Relacione todas as ocasiões em que, conforme o texto sobre o ano do laicato, o Espírito do Senhor nos ungiu, consagrou e enviou.

TRECHO DE ORIGEM:
<<<<

O Espírito do Senhor me consagrou com a unção, diz Jesus na sinagoga de Nazaré, realizando em si a profecia de Isaías. Por causa de Jesus, somos uma comunidade de ungidos e podemos dizer: o Espírito do Senhor foi derramado sobre nós, nos ungiu, nos consagrou e nos enviou, no Batismo, na Confirmação, na ordenação sacerdotal, na ordenação episcopal. Somos uma comunidade de batizados, de ungidos e de enviados.

Neste ano do laicato, rendemos graças a Deus pela imensa e intensa presença de homens e mulheres, portadores da unção e do Espírito de Deus, que atuam dentro de nossas comunidades de fé, nos muitos movimentos, serviços, pastorais e novas comunidades, e avançam para uma presença luminosa e fermentadora no coração das realidades e ambientes que estes leigos e leigas frequentam regularmente no mundo do trabalho, do lazer, da cultura, das mídias, da política, das micro-relações, das virtualidades… Nossa Igreja Particular está prestes a iniciar seu jubileu de diamante de instalação, a ser celebrado em maio de 2019, e que terá sua abertura no próximo 22 de julho, e nesta história sexagenária não podemos deixar de reconhecer e agradecer a Deus pela fecunda, criativa e multiforme presença dos leigos e leigas. Nas comunidades rurais e urbanas, na vida interna da Igreja e no testemunho missionário e profético neste nosso espaço social e cultural, temos belos exemplos de gente que viveu e vive, serviu e serve e morreu e continua dando a vida pelos valores do Evangelho e do Reino. Gente de todas as idades, de todas as condições sociais, de todos os estados de vida… Obrigado, irmãos leigos e leigas, pelo amor devotado à Igreja. Que este amor seja sempre dialogal, sincero, construtor de pontes de unidade, capaz de dar testemunho verdadeiro. Muitos de vocês são exemplos para nós, seus pastores e ministros de Deus.

>>>>

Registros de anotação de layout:
<<<<

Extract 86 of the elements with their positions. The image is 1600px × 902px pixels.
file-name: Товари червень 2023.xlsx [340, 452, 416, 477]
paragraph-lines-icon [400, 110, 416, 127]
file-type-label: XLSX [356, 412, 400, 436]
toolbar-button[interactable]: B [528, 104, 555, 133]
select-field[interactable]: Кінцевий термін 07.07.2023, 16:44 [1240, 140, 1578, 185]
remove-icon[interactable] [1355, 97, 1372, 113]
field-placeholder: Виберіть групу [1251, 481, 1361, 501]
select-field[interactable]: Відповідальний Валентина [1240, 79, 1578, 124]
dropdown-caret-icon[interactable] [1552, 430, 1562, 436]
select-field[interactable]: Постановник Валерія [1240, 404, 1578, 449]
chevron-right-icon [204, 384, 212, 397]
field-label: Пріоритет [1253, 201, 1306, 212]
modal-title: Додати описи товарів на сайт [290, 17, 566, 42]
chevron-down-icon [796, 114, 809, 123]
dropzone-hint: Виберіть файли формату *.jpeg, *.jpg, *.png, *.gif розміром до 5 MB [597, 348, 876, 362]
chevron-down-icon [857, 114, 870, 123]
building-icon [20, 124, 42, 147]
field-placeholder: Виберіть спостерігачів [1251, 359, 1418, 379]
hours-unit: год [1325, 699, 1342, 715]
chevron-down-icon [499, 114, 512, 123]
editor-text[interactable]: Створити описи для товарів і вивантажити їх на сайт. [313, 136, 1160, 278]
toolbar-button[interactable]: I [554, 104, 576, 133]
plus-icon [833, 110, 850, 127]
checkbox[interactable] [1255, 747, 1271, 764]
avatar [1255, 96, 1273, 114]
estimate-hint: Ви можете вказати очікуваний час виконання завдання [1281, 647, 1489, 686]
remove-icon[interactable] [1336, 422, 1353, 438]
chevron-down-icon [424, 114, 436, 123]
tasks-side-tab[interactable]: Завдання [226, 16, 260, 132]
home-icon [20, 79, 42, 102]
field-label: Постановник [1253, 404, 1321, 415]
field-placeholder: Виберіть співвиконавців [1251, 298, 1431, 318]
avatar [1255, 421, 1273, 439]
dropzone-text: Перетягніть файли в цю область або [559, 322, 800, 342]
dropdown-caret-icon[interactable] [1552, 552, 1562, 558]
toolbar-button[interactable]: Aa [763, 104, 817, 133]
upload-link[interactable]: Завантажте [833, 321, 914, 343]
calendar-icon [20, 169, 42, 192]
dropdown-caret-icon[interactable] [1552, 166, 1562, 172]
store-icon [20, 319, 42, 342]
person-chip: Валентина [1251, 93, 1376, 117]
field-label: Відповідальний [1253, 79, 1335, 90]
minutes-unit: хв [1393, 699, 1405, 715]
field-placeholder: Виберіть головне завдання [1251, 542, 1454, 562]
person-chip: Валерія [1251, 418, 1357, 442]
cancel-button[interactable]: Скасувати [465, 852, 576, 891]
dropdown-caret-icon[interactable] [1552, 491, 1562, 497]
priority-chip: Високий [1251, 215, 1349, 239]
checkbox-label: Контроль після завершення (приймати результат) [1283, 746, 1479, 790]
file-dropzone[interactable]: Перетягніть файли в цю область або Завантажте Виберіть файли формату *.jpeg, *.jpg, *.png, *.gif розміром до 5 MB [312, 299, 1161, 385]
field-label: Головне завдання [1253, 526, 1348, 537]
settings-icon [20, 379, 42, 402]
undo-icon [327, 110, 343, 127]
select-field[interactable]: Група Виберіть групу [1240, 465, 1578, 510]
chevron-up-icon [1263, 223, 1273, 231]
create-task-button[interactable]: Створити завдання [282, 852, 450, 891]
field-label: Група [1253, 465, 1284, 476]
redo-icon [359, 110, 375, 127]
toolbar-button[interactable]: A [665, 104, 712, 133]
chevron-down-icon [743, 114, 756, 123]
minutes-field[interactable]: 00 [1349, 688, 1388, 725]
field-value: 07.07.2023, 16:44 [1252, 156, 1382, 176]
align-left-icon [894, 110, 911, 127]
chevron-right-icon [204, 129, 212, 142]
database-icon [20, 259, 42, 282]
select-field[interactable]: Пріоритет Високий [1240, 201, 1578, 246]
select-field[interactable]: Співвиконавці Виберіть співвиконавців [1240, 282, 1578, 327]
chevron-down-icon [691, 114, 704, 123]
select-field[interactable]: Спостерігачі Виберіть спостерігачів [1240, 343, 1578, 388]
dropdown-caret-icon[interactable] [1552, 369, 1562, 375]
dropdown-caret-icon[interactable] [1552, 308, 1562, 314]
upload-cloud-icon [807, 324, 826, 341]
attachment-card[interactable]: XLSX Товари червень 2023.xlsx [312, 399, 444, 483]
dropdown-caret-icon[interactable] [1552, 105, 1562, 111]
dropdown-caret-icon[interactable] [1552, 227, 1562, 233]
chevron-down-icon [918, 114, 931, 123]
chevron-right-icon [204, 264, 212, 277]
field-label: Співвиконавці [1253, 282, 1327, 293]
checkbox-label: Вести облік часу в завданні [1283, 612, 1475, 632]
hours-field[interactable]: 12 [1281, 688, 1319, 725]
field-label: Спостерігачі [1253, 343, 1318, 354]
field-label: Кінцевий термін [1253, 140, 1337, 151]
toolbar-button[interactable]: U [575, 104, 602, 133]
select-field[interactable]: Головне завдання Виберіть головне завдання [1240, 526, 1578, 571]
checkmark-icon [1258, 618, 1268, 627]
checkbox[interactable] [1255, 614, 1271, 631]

>>>>

RESULTADO:
- no Batismo
- na Confirmação
- na ordenação sacerdotal
- na ordenação episcopal